## Excerpt from a dataset
## begin
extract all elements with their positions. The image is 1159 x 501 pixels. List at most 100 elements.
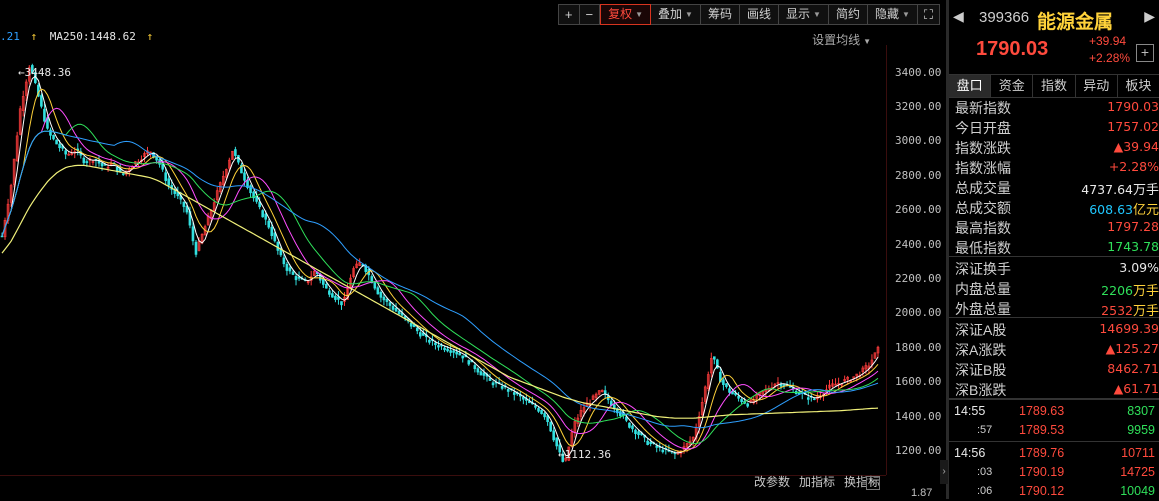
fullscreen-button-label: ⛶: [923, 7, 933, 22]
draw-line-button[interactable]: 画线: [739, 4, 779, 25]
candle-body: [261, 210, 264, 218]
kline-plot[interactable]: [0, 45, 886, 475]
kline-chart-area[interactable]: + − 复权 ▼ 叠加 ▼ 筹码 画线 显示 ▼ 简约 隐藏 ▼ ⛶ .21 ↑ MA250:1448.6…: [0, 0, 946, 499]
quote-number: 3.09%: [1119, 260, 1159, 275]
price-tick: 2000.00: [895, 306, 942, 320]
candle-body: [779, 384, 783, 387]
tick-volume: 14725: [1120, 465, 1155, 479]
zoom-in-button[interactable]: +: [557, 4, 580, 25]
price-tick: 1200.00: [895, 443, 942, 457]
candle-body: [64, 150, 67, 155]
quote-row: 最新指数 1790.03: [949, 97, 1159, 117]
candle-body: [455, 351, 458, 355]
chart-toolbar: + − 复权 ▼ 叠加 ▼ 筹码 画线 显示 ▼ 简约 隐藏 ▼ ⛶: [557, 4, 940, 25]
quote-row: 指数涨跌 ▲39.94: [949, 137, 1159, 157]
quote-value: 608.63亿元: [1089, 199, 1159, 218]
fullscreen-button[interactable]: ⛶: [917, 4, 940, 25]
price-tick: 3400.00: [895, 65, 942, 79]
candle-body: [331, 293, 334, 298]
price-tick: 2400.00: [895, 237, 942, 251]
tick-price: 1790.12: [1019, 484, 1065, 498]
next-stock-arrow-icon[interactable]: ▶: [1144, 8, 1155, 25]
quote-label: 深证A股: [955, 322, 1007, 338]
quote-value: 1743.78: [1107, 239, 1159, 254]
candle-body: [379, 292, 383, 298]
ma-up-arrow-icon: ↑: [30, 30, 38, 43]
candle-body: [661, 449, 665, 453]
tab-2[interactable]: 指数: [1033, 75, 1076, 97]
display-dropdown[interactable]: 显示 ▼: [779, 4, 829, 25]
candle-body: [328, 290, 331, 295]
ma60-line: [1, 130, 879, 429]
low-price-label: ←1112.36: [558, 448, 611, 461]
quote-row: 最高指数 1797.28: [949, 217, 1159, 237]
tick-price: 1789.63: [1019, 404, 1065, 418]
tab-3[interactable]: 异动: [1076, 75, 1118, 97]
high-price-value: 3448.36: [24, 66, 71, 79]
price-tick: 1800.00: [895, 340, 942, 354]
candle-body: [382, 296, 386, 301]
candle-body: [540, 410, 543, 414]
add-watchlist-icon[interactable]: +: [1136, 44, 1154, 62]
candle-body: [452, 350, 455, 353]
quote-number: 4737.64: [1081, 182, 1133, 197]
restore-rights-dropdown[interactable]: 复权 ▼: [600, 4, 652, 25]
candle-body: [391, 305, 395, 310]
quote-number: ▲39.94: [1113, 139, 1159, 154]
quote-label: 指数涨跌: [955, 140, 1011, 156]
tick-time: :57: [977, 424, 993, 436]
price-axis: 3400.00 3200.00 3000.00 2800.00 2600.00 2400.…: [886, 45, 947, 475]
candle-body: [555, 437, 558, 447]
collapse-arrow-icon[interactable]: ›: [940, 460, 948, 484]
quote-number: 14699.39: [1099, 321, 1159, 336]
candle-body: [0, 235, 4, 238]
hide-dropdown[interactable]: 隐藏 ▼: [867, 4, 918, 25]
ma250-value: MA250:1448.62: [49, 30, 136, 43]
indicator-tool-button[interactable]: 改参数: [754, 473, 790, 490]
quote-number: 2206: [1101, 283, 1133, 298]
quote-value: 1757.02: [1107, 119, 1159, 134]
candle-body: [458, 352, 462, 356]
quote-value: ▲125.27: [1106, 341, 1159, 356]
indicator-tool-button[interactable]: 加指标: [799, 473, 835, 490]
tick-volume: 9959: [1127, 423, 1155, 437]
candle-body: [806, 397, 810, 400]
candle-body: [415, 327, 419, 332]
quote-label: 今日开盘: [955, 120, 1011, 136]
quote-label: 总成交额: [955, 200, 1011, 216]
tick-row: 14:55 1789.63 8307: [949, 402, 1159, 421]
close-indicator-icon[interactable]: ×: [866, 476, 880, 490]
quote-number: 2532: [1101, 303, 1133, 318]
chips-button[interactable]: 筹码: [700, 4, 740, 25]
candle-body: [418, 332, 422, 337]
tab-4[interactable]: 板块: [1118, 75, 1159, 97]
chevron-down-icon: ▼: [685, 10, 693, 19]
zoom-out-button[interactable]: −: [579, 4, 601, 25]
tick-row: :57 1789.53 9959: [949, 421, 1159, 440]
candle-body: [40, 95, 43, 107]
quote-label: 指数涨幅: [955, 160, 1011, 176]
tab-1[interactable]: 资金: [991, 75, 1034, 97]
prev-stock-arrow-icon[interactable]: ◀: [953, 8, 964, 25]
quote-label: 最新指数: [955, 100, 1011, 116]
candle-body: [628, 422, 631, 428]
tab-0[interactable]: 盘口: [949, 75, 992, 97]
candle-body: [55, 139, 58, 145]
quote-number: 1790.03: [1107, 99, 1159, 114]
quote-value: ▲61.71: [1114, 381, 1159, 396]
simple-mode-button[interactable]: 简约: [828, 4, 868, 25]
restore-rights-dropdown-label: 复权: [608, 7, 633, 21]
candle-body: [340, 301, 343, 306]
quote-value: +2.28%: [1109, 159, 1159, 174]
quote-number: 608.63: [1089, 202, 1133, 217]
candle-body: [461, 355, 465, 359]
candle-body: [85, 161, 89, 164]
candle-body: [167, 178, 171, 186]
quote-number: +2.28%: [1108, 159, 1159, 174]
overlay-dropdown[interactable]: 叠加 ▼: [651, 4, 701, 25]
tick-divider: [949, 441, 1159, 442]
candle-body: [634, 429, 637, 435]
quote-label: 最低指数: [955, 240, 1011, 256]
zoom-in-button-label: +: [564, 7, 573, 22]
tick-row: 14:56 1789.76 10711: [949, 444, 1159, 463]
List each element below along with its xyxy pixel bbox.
## end
## begin
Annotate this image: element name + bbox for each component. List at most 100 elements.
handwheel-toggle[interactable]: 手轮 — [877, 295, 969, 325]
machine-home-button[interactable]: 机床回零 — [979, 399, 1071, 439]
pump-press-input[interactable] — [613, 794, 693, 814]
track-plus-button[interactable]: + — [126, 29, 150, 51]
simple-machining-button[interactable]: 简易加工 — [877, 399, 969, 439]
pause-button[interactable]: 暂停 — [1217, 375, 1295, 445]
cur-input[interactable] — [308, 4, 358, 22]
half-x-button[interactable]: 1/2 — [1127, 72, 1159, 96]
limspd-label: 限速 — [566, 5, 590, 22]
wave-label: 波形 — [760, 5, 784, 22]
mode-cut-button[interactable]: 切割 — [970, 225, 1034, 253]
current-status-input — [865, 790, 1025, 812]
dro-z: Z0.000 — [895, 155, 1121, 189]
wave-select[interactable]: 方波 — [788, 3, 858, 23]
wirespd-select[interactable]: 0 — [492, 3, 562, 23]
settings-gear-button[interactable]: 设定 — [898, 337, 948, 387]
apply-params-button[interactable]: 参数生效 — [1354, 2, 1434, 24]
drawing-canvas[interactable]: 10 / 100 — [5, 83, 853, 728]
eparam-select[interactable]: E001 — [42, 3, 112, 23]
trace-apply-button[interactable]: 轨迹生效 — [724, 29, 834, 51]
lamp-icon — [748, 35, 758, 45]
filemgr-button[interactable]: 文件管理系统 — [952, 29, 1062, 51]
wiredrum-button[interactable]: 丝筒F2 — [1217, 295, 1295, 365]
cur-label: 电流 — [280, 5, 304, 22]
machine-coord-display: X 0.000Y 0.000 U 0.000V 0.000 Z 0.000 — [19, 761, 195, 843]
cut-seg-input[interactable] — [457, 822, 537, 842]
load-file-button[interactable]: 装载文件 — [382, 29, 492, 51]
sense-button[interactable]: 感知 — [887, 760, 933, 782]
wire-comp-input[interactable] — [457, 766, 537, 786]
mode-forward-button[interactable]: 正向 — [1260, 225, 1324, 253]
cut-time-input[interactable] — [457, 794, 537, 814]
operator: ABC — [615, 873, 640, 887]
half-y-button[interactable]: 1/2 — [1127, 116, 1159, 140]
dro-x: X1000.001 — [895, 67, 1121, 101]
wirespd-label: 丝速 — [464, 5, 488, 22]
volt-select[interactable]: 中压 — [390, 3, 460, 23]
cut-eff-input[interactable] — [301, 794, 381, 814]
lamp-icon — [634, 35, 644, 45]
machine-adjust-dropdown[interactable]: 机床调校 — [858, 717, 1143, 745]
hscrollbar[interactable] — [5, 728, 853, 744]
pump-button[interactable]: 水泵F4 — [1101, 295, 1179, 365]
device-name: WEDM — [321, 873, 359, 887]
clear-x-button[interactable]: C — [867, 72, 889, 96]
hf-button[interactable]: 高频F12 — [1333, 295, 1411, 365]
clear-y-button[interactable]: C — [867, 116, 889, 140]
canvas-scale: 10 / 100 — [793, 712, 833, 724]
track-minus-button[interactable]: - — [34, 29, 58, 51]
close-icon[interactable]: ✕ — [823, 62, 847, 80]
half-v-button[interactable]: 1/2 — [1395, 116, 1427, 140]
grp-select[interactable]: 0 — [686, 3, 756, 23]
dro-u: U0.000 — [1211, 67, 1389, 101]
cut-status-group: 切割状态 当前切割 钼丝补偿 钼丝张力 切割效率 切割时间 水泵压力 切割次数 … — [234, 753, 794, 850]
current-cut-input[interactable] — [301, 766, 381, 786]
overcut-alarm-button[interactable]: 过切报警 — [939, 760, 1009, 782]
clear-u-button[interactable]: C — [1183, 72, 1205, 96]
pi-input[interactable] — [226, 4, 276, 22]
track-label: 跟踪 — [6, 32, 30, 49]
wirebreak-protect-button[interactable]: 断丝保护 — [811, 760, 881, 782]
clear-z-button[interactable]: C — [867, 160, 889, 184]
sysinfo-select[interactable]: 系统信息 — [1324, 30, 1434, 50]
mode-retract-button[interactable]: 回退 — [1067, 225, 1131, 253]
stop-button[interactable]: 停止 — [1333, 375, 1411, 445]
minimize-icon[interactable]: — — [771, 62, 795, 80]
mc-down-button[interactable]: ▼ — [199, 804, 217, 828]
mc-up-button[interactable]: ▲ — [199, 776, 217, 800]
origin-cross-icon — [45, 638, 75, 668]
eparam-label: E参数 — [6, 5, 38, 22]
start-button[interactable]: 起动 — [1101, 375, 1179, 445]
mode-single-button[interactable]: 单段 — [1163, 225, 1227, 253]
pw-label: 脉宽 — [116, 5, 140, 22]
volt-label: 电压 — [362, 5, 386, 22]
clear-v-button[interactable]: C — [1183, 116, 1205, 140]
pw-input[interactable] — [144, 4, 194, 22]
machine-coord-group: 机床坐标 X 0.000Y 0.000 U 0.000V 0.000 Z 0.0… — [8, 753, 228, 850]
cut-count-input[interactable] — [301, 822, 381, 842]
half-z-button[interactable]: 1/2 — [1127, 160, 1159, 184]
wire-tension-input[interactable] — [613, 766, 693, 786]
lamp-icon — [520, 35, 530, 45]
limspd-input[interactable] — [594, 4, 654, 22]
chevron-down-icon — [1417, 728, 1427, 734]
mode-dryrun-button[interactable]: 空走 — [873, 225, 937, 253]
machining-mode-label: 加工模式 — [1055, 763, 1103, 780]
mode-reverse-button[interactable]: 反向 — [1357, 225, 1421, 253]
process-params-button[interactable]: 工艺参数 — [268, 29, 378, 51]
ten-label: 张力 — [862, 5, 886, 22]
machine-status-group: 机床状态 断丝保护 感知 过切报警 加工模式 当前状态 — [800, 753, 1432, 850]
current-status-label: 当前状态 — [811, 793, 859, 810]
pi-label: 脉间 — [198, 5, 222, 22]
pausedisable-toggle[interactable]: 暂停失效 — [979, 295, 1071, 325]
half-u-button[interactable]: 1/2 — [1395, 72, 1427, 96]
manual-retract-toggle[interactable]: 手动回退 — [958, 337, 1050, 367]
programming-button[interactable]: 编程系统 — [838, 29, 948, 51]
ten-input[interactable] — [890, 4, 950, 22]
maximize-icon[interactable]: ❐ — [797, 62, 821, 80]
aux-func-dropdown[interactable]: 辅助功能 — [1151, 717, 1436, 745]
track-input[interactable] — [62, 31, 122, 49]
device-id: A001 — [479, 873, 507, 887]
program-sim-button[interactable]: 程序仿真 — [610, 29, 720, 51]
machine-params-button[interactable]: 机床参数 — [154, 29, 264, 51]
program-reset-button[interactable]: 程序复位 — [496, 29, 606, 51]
## end
## begin
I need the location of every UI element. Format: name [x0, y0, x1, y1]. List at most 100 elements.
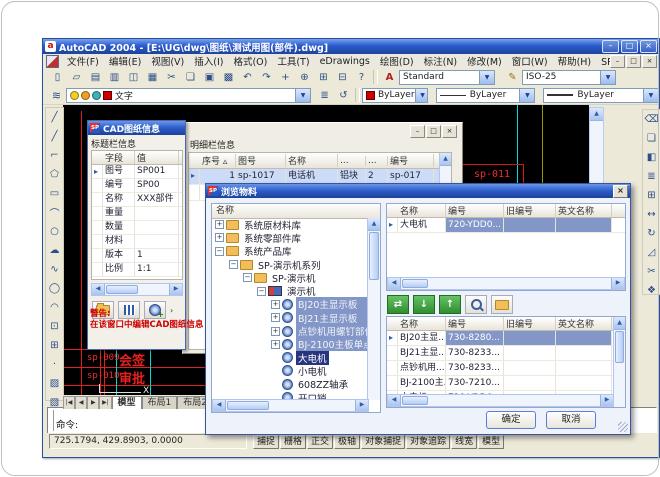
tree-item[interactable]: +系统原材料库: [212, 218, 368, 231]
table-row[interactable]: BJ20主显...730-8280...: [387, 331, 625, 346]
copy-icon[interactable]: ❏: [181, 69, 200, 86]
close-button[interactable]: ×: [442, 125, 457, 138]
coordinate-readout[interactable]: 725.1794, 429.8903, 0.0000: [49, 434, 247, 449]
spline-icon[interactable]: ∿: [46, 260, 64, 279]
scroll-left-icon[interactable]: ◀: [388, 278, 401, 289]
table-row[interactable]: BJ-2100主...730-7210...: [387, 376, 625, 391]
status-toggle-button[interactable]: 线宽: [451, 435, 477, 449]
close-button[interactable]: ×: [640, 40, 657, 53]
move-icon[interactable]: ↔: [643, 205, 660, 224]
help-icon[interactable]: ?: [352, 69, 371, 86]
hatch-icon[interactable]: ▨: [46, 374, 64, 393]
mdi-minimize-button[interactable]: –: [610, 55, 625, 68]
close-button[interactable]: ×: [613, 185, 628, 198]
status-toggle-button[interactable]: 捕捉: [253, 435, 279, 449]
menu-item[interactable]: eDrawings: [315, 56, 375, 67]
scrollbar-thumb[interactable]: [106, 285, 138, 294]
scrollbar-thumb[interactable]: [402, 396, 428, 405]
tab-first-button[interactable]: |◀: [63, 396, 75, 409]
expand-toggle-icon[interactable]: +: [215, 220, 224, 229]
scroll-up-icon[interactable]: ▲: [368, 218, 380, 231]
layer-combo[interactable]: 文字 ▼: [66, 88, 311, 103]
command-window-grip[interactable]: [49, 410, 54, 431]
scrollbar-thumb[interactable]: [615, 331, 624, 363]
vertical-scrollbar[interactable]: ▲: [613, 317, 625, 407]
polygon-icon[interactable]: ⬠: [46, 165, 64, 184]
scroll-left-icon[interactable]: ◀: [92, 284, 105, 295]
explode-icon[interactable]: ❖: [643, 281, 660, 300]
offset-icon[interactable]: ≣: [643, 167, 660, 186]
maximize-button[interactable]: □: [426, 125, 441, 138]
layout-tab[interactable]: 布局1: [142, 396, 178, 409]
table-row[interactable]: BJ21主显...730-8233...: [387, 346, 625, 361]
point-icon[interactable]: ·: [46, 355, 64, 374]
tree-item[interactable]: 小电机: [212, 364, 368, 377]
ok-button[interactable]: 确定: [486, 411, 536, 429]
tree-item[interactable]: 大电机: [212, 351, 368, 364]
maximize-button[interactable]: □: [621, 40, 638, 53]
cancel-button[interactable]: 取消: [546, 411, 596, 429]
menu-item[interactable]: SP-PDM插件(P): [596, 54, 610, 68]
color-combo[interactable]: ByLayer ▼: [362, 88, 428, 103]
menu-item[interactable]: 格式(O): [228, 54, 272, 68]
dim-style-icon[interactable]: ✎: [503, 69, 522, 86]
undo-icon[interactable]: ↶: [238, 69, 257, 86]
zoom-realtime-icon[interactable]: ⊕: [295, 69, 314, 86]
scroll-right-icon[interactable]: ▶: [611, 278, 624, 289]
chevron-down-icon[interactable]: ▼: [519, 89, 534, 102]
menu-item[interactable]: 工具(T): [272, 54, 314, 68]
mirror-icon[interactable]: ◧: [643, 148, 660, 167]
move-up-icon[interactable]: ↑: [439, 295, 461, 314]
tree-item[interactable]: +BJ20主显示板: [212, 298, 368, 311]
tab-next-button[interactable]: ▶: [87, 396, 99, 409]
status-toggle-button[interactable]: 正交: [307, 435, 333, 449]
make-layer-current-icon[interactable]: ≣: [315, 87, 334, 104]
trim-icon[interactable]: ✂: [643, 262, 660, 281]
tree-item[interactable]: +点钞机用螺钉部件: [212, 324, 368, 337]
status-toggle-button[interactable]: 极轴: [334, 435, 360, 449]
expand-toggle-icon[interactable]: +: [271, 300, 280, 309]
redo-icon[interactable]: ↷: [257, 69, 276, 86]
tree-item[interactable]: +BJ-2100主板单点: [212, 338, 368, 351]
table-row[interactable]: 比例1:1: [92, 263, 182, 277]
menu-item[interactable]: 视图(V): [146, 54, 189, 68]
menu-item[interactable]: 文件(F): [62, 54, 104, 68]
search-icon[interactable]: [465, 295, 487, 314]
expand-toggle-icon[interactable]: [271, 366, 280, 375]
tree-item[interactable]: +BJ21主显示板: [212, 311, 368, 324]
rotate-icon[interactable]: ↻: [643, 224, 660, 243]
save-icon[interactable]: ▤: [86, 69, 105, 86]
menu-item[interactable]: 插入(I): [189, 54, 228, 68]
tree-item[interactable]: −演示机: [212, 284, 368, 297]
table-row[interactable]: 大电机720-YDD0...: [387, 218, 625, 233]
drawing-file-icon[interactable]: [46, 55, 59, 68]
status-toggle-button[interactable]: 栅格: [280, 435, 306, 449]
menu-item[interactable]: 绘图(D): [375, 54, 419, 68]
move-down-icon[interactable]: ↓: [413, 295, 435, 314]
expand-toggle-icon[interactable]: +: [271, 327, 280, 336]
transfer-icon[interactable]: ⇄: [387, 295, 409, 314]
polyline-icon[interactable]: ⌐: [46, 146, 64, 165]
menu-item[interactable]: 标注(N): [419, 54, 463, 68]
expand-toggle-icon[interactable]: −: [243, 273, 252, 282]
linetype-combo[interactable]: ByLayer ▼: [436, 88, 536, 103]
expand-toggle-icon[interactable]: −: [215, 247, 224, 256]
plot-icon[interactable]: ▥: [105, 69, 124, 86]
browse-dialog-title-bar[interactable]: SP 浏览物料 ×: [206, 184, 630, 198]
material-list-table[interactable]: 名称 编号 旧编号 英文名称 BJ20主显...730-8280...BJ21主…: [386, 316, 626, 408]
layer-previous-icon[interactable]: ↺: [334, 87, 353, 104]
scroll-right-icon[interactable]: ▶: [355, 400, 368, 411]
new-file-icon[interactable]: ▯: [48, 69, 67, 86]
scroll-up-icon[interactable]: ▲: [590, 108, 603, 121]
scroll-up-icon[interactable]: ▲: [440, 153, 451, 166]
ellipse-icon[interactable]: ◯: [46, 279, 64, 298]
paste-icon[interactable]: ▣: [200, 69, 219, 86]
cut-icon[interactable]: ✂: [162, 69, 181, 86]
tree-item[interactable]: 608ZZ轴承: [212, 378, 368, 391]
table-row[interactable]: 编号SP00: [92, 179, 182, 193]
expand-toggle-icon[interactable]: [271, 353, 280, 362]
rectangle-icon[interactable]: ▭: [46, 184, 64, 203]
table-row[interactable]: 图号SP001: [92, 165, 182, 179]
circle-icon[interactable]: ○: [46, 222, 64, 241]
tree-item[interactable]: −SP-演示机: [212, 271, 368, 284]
## end
## What is required
Can you reproduce the material verbatim, starting at the line that contains "tree-item[interactable]: +系统原材料库: [212, 218, 368, 231]" and ending after the line that contains "scrollbar-thumb[interactable]: [402, 396, 428, 405]"?

## In response
tree-item[interactable]: +系统原材料库: [212, 218, 368, 231]
table-row[interactable]: BJ20主显...730-8280...: [387, 331, 625, 346]
copy-icon[interactable]: ❏: [181, 69, 200, 86]
close-button[interactable]: ×: [442, 125, 457, 138]
coordinate-readout[interactable]: 725.1794, 429.8903, 0.0000: [49, 434, 247, 449]
spline-icon[interactable]: ∿: [46, 260, 64, 279]
scroll-left-icon[interactable]: ◀: [388, 278, 401, 289]
table-row[interactable]: BJ-2100主...730-7210...: [387, 376, 625, 391]
status-toggle-button[interactable]: 线宽: [451, 435, 477, 449]
close-button[interactable]: ×: [640, 40, 657, 53]
move-icon[interactable]: ↔: [643, 205, 660, 224]
help-icon[interactable]: ?: [352, 69, 371, 86]
hatch-icon[interactable]: ▨: [46, 374, 64, 393]
mdi-minimize-button[interactable]: –: [610, 55, 625, 68]
close-button[interactable]: ×: [613, 185, 628, 198]
status-toggle-button[interactable]: 捕捉: [253, 435, 279, 449]
menu-item[interactable]: eDrawings: [315, 56, 375, 67]
scrollbar-thumb[interactable]: [106, 285, 138, 294]
scrollbar-thumb[interactable]: [402, 396, 428, 405]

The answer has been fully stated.